What the task asks —
Check every line of the data below for the string "Tournaments", and copy the ones that hold it.

Excerpts from a figure dataset
## START

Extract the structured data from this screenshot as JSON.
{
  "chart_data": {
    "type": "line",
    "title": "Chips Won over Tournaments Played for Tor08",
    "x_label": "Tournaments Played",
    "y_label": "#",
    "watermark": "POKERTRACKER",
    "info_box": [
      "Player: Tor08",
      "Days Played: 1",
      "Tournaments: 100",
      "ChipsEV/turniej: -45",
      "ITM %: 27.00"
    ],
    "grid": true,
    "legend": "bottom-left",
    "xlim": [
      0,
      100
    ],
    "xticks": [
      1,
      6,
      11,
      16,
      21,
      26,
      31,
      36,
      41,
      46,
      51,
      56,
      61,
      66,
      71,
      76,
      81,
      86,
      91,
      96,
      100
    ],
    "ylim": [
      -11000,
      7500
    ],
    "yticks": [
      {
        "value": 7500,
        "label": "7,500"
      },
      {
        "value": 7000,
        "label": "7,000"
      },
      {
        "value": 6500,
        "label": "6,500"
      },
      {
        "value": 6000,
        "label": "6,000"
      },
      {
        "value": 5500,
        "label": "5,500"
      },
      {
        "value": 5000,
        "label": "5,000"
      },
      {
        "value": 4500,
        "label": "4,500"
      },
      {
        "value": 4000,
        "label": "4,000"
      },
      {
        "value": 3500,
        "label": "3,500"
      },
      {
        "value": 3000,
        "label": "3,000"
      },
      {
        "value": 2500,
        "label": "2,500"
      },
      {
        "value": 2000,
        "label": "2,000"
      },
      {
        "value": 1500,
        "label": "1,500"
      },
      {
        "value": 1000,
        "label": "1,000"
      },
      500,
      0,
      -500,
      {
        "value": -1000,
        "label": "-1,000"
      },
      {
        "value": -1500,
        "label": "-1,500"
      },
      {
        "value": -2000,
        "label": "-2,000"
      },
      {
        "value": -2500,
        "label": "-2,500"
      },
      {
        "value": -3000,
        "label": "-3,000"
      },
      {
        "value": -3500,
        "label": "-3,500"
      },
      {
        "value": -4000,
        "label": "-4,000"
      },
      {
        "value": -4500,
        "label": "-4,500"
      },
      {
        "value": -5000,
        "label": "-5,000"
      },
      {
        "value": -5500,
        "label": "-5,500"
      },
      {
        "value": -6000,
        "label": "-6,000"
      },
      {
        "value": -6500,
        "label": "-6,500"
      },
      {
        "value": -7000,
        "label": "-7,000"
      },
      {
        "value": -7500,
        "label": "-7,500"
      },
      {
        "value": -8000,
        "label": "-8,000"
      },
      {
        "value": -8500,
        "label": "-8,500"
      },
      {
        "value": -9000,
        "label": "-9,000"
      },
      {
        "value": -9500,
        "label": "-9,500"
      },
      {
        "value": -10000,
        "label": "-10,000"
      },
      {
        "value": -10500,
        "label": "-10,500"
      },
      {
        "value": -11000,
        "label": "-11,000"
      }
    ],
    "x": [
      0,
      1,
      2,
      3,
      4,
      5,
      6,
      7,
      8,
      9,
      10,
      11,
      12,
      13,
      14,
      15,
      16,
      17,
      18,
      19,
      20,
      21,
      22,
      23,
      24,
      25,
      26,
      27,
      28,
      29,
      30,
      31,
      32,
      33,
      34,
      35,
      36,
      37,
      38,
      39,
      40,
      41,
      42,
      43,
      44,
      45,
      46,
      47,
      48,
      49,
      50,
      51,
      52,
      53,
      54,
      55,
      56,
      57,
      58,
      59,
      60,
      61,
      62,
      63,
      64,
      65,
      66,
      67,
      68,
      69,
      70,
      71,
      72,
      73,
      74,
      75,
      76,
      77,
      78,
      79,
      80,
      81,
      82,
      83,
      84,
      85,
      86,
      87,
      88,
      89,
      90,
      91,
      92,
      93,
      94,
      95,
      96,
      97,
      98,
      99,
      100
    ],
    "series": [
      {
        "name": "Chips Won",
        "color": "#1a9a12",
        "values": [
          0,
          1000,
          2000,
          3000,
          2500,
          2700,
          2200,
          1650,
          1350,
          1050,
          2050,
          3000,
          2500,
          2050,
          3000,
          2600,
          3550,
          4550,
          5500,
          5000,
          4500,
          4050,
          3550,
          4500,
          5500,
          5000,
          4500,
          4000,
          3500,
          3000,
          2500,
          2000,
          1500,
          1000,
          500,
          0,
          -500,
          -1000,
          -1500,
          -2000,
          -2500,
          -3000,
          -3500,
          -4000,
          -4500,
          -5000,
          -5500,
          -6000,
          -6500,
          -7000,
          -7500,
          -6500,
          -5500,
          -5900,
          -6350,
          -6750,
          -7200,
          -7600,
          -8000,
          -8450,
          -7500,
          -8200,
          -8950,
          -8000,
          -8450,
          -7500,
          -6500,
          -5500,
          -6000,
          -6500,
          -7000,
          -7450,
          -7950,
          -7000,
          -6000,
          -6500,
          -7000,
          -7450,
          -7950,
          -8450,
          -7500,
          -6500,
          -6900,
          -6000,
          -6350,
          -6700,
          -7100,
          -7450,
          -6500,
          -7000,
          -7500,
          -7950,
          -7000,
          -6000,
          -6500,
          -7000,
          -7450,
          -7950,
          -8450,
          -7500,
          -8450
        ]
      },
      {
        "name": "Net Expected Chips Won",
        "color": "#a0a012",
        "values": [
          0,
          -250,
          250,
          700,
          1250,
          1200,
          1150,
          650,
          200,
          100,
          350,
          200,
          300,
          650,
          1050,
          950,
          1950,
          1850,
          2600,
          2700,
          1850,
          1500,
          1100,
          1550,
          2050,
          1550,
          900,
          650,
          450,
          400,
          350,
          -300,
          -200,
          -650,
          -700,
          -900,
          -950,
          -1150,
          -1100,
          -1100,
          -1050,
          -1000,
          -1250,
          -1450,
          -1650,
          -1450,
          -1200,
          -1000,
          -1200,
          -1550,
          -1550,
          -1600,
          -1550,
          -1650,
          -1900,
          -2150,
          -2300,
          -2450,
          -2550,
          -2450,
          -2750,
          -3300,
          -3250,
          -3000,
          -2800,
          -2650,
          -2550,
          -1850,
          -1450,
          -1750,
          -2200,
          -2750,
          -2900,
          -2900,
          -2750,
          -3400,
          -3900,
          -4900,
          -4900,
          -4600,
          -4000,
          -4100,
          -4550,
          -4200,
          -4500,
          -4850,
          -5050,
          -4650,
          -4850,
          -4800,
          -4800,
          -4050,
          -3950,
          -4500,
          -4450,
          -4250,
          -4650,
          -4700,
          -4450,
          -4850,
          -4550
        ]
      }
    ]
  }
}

## END

The solution —
    "title": "Chips Won over Tournaments Played for Tor08",
    "x_label": "Tournaments Played",
      "Tournaments: 100",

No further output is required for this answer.